Saved entries
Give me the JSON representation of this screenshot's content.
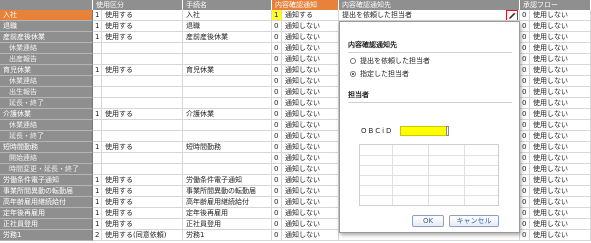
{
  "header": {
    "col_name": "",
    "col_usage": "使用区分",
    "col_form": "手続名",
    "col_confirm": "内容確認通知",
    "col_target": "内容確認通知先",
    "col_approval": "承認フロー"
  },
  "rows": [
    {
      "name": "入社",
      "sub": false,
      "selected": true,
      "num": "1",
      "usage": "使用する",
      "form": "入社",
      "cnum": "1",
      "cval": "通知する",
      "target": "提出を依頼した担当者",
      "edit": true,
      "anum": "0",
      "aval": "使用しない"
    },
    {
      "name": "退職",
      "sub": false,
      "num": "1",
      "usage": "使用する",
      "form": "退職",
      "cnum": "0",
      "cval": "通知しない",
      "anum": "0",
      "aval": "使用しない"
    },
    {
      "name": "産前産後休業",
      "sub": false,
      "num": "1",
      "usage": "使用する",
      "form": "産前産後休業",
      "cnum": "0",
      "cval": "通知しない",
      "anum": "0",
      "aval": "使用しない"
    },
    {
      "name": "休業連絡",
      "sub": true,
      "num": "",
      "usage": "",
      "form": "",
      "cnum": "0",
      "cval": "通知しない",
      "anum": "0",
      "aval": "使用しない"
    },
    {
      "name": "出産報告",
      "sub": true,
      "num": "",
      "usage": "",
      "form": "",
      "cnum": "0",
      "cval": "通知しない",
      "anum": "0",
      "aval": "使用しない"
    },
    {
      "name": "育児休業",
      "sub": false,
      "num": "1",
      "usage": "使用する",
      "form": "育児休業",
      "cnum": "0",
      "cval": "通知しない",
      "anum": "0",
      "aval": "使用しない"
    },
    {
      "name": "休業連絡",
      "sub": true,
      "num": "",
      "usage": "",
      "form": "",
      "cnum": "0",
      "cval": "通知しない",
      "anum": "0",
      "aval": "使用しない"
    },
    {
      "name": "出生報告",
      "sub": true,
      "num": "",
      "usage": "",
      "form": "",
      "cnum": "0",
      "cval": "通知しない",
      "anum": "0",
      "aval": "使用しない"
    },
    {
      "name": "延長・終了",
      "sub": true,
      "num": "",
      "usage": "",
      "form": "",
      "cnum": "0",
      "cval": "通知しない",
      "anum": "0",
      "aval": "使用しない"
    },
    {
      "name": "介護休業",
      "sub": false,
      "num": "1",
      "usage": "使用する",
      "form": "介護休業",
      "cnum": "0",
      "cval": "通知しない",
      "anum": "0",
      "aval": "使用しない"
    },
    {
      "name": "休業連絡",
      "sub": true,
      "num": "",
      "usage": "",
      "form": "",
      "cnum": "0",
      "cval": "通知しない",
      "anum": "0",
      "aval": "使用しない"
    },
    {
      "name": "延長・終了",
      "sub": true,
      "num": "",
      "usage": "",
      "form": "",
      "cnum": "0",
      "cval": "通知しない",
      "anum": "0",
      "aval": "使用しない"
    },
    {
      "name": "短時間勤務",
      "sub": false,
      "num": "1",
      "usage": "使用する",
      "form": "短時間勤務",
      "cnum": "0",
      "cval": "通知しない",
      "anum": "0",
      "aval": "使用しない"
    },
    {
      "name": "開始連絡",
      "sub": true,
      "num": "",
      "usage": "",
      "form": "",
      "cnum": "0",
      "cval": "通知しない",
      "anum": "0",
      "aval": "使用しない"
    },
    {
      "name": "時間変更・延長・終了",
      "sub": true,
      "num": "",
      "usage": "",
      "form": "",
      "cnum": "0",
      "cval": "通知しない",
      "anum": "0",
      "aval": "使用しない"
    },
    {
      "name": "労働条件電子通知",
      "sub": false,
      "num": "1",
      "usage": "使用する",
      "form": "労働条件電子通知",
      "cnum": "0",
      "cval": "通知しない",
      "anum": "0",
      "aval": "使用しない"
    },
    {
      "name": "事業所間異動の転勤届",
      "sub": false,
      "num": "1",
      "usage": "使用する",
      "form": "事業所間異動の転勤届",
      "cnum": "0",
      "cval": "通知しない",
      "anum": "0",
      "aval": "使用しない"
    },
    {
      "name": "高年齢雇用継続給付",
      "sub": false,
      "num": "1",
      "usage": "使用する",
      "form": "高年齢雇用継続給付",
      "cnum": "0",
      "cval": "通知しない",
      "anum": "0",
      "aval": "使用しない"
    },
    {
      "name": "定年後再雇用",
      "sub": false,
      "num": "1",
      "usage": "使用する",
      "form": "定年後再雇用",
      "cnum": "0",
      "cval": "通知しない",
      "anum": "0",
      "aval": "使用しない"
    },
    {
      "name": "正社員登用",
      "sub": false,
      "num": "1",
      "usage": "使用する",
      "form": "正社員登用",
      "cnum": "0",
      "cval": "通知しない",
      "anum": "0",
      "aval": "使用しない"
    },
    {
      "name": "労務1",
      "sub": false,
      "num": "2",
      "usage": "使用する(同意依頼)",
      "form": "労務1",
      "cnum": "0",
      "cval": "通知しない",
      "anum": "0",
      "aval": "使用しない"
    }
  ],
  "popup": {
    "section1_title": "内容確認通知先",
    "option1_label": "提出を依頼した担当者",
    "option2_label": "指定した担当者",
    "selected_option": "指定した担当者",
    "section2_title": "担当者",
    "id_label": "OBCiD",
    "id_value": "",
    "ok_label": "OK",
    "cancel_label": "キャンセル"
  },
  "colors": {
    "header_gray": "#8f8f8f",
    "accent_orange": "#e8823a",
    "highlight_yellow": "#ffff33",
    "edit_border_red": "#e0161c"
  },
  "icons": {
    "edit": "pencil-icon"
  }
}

Instruction> What you return should match the records above word for word, minus the pictures.

Output of the task>
Give me the JSON representation of this screenshot's content.
{
  "header": {
    "col_name": "",
    "col_usage": "使用区分",
    "col_form": "手続名",
    "col_confirm": "内容確認通知",
    "col_target": "内容確認通知先",
    "col_approval": "承認フロー"
  },
  "rows": [
    {
      "name": "入社",
      "sub": false,
      "selected": true,
      "num": "1",
      "usage": "使用する",
      "form": "入社",
      "cnum": "1",
      "cval": "通知する",
      "target": "提出を依頼した担当者",
      "edit": true,
      "anum": "0",
      "aval": "使用しない"
    },
    {
      "name": "退職",
      "sub": false,
      "num": "1",
      "usage": "使用する",
      "form": "退職",
      "cnum": "0",
      "cval": "通知しない",
      "anum": "0",
      "aval": "使用しない"
    },
    {
      "name": "産前産後休業",
      "sub": false,
      "num": "1",
      "usage": "使用する",
      "form": "産前産後休業",
      "cnum": "0",
      "cval": "通知しない",
      "anum": "0",
      "aval": "使用しない"
    },
    {
      "name": "休業連絡",
      "sub": true,
      "num": "",
      "usage": "",
      "form": "",
      "cnum": "0",
      "cval": "通知しない",
      "anum": "0",
      "aval": "使用しない"
    },
    {
      "name": "出産報告",
      "sub": true,
      "num": "",
      "usage": "",
      "form": "",
      "cnum": "0",
      "cval": "通知しない",
      "anum": "0",
      "aval": "使用しない"
    },
    {
      "name": "育児休業",
      "sub": false,
      "num": "1",
      "usage": "使用する",
      "form": "育児休業",
      "cnum": "0",
      "cval": "通知しない",
      "anum": "0",
      "aval": "使用しない"
    },
    {
      "name": "休業連絡",
      "sub": true,
      "num": "",
      "usage": "",
      "form": "",
      "cnum": "0",
      "cval": "通知しない",
      "anum": "0",
      "aval": "使用しない"
    },
    {
      "name": "出生報告",
      "sub": true,
      "num": "",
      "usage": "",
      "form": "",
      "cnum": "0",
      "cval": "通知しない",
      "anum": "0",
      "aval": "使用しない"
    },
    {
      "name": "延長・終了",
      "sub": true,
      "num": "",
      "usage": "",
      "form": "",
      "cnum": "0",
      "cval": "通知しない",
      "anum": "0",
      "aval": "使用しない"
    },
    {
      "name": "介護休業",
      "sub": false,
      "num": "1",
      "usage": "使用する",
      "form": "介護休業",
      "cnum": "0",
      "cval": "通知しない",
      "anum": "0",
      "aval": "使用しない"
    },
    {
      "name": "休業連絡",
      "sub": true,
      "num": "",
      "usage": "",
      "form": "",
      "cnum": "0",
      "cval": "通知しない",
      "anum": "0",
      "aval": "使用しない"
    },
    {
      "name": "延長・終了",
      "sub": true,
      "num": "",
      "usage": "",
      "form": "",
      "cnum": "0",
      "cval": "通知しない",
      "anum": "0",
      "aval": "使用しない"
    },
    {
      "name": "短時間勤務",
      "sub": false,
      "num": "1",
      "usage": "使用する",
      "form": "短時間勤務",
      "cnum": "0",
      "cval": "通知しない",
      "anum": "0",
      "aval": "使用しない"
    },
    {
      "name": "開始連絡",
      "sub": true,
      "num": "",
      "usage": "",
      "form": "",
      "cnum": "0",
      "cval": "通知しない",
      "anum": "0",
      "aval": "使用しない"
    },
    {
      "name": "時間変更・延長・終了",
      "sub": true,
      "num": "",
      "usage": "",
      "form": "",
      "cnum": "0",
      "cval": "通知しない",
      "anum": "0",
      "aval": "使用しない"
    },
    {
      "name": "労働条件電子通知",
      "sub": false,
      "num": "1",
      "usage": "使用する",
      "form": "労働条件電子通知",
      "cnum": "0",
      "cval": "通知しない",
      "anum": "0",
      "aval": "使用しない"
    },
    {
      "name": "事業所間異動の転勤届",
      "sub": false,
      "num": "1",
      "usage": "使用する",
      "form": "事業所間異動の転勤届",
      "cnum": "0",
      "cval": "通知しない",
      "anum": "0",
      "aval": "使用しない"
    },
    {
      "name": "高年齢雇用継続給付",
      "sub": false,
      "num": "1",
      "usage": "使用する",
      "form": "高年齢雇用継続給付",
      "cnum": "0",
      "cval": "通知しない",
      "anum": "0",
      "aval": "使用しない"
    },
    {
      "name": "定年後再雇用",
      "sub": false,
      "num": "1",
      "usage": "使用する",
      "form": "定年後再雇用",
      "cnum": "0",
      "cval": "通知しない",
      "anum": "0",
      "aval": "使用しない"
    },
    {
      "name": "正社員登用",
      "sub": false,
      "num": "1",
      "usage": "使用する",
      "form": "正社員登用",
      "cnum": "0",
      "cval": "通知しない",
      "anum": "0",
      "aval": "使用しない"
    },
    {
      "name": "労務1",
      "sub": false,
      "num": "2",
      "usage": "使用する(同意依頼)",
      "form": "労務1",
      "cnum": "0",
      "cval": "通知しない",
      "anum": "0",
      "aval": "使用しない"
    }
  ],
  "popup": {
    "section1_title": "内容確認通知先",
    "option1_label": "提出を依頼した担当者",
    "option2_label": "指定した担当者",
    "selected_option": "指定した担当者",
    "section2_title": "担当者",
    "id_label": "OBCiD",
    "id_value": "",
    "ok_label": "OK",
    "cancel_label": "キャンセル"
  },
  "colors": {
    "header_gray": "#8f8f8f",
    "accent_orange": "#e8823a",
    "highlight_yellow": "#ffff33",
    "edit_border_red": "#e0161c"
  },
  "icons": {
    "edit": "pencil-icon"
  }
}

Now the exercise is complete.